#### What you need to do:
Which lines have the string "this"? Copy all of them from the entries below.

#### Information provided:
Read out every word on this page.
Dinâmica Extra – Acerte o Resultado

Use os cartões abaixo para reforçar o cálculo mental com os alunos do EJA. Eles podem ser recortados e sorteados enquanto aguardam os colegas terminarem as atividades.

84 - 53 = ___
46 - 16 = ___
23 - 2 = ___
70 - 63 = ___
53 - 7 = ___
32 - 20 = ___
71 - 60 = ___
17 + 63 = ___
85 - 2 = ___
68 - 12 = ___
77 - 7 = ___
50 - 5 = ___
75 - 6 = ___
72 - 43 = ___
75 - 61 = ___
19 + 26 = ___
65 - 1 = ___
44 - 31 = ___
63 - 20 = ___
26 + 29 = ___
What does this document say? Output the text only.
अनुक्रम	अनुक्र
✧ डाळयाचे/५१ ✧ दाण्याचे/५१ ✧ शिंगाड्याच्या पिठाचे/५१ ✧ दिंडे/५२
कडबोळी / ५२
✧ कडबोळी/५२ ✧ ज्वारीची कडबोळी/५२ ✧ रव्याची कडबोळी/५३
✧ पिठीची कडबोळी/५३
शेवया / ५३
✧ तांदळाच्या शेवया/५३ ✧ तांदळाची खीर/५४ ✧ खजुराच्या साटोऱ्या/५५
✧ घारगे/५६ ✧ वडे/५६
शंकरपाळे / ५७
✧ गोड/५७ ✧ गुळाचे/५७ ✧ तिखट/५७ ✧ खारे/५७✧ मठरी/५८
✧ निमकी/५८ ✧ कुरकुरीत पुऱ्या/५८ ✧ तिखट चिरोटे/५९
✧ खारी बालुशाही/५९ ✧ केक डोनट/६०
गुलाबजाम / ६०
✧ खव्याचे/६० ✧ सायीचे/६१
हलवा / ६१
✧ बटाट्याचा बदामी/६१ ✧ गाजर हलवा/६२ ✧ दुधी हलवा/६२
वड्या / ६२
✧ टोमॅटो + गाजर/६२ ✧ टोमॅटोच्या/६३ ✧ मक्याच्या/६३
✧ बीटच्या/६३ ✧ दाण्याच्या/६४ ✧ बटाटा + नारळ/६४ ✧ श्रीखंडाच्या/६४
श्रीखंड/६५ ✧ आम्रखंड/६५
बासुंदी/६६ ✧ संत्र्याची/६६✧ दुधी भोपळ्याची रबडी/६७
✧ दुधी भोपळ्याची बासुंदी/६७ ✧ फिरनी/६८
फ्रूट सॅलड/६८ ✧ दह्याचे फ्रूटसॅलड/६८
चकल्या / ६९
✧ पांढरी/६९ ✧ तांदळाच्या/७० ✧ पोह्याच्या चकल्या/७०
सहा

#### Complete answer:
Read out every word on this page.
What does this document say? Output the text only.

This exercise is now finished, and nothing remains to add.